- STATED EXERCISE A:
Reproduce the records below, starting from their first line and going up to and including the line with "y-tick-label: 1590 bbox=[76, 45, 107, 61]".

- EXCERPT TO READ:
— Begin —
§ 6.29 p.m.
§ Lord Mowbray and Stourton
My Lords, I beg to move that this Bill be now read a second time. This is a small and simple Bill and I do not propose to make a heavy meal of it, especially at this time in your Lordships' House. This Bill was very ably introduced in another place by my honourable friend Mr. Speller, the Member for Devon North. It is simply to give British Rail the power to open, or reopen, lines at present closed to passenger traffic without the risk of the experiment, if the experiment is not viable, of the present lengthy and expensive processes of closing them again.
There are some lines now open for freight which British Rail might decide could usefully handle passengers as well. Since 1970, when I first began to answer for the Department of Transport in this House, I have noticed that although we have all paid lip service to the British Railway Board being commercially enterprising and flexible, in many ways their hands have always been tied by legal restrictions. In this time of recession, it is of vital importance that the framework for future advance and progress should be as good as can be. Here, in a small way, which will chiefly affect rural communities, we have the opportunity to give British Rail, working with local councils, whose funding help will of course be necessary, a chance to do something about this.
Public passenger transport shows an everlasting pattern of change. The motor-car has certainly largely 807 taken over in my lifetime. But for many groups of people or areas of country there is still a great deal of hardship for many, and any links which may help to make our lives easier in moving about are to be encouraged. Rail, bus, air and car—all are on that chess board. It is for us to enable the pieces to move in the way most suitable for our needs. This very small Bill will help the British Railway Board to experiment more where they think fit on those few closed passenger lines, and I therefore beg to move.
§ Moved, That the Bill now be read 2a".—(Lord Mowbray and Stourton.)
§ 6.32 p.m.
§ Lord Mountevans
My Lords, it is almost a year to the day since I took my seat in your Lordships' House and since that day I have been ever aware, and increasingly conscious as I have listened to debates, of the awe which your Lordships' House inspires in its new Members. One cannot but notice the courtesy and forbearing with which it conducts its business, and as I rise for the first time tonight to speak, it is to that forbearance that I appeal.
I support the Bill strongy as I believe that by removing a statutory restraint on the possible re-opening of railways on an experimental basis, or of railway stations from which services have been withdrawn, it will open up a number of opportunities in both rural and metropolitan Britain, opportunities which may be of benefit to those travelling to and from work, to those travelling on duty or to study, for health reasons or for any number of reasons arising out of our increasingly urbanised society.
— End —
(Element and region data)
— Begin —
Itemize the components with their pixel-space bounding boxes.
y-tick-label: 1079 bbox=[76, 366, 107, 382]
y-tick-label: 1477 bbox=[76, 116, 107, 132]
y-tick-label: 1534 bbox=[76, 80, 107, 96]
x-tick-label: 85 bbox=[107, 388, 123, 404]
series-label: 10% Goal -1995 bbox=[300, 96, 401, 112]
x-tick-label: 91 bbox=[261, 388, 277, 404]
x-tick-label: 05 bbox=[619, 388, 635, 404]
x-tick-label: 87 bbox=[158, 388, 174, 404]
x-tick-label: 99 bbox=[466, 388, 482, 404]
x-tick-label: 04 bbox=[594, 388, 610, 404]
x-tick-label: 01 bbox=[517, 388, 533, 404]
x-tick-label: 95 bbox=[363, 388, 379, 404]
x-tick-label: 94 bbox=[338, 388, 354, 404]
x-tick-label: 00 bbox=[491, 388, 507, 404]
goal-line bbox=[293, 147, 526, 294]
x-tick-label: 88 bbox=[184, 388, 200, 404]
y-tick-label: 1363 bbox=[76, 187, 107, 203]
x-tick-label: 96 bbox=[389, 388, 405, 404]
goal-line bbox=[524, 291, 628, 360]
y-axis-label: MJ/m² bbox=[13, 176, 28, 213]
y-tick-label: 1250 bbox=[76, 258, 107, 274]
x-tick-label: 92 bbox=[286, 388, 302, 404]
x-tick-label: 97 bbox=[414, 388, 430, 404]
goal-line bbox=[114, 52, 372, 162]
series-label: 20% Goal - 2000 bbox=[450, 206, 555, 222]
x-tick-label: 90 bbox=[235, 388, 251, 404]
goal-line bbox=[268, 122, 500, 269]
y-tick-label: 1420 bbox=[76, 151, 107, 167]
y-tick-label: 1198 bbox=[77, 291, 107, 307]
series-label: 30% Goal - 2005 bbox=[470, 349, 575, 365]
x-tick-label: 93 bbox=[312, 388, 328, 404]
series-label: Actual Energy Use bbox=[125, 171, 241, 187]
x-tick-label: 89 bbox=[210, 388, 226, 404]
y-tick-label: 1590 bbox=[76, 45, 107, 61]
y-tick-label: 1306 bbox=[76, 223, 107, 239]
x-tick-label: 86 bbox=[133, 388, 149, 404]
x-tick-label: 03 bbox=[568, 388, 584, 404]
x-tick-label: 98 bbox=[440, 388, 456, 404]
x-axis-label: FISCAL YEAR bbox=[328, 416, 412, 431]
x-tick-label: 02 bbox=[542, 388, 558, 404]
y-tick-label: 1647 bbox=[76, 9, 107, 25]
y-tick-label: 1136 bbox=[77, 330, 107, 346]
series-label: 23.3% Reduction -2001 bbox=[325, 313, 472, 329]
— End —
- STATED EXERCISE B:
Write out the section of the Lords debate above that runs from "I support the" up to and including "increasingly urbanised society.".

- TASK RESULT A:
Itemize the components with their pixel-space bounding boxes.
y-tick-label: 1079 bbox=[76, 366, 107, 382]
y-tick-label: 1477 bbox=[76, 116, 107, 132]
y-tick-label: 1534 bbox=[76, 80, 107, 96]
x-tick-label: 85 bbox=[107, 388, 123, 404]
series-label: 10% Goal -1995 bbox=[300, 96, 401, 112]
x-tick-label: 91 bbox=[261, 388, 277, 404]
x-tick-label: 05 bbox=[619, 388, 635, 404]
x-tick-label: 87 bbox=[158, 388, 174, 404]
x-tick-label: 99 bbox=[466, 388, 482, 404]
x-tick-label: 04 bbox=[594, 388, 610, 404]
x-tick-label: 01 bbox=[517, 388, 533, 404]
x-tick-label: 95 bbox=[363, 388, 379, 404]
x-tick-label: 94 bbox=[338, 388, 354, 404]
x-tick-label: 00 bbox=[491, 388, 507, 404]
goal-line bbox=[293, 147, 526, 294]
x-tick-label: 88 bbox=[184, 388, 200, 404]
y-tick-label: 1363 bbox=[76, 187, 107, 203]
x-tick-label: 96 bbox=[389, 388, 405, 404]
goal-line bbox=[524, 291, 628, 360]
y-axis-label: MJ/m² bbox=[13, 176, 28, 213]
y-tick-label: 1250 bbox=[76, 258, 107, 274]
x-tick-label: 92 bbox=[286, 388, 302, 404]
x-tick-label: 97 bbox=[414, 388, 430, 404]
goal-line bbox=[114, 52, 372, 162]
series-label: 20% Goal - 2000 bbox=[450, 206, 555, 222]
x-tick-label: 90 bbox=[235, 388, 251, 404]
goal-line bbox=[268, 122, 500, 269]
y-tick-label: 1420 bbox=[76, 151, 107, 167]
y-tick-label: 1198 bbox=[77, 291, 107, 307]
series-label: 30% Goal - 2005 bbox=[470, 349, 575, 365]
x-tick-label: 93 bbox=[312, 388, 328, 404]
series-label: Actual Energy Use bbox=[125, 171, 241, 187]
x-tick-label: 89 bbox=[210, 388, 226, 404]
y-tick-label: 1590 bbox=[76, 45, 107, 61]

- TASK RESULT B:
I support the Bill strongy as I believe that by removing a statutory restraint on the possible re-opening of railways on an experimental basis, or of railway stations from which services have been withdrawn, it will open up a number of opportunities in both rural and metropolitan Britain, opportunities which may be of benefit to those travelling to and from work, to those travelling on duty or to study, for health reasons or for any number of reasons arising out of our increasingly urbanised society.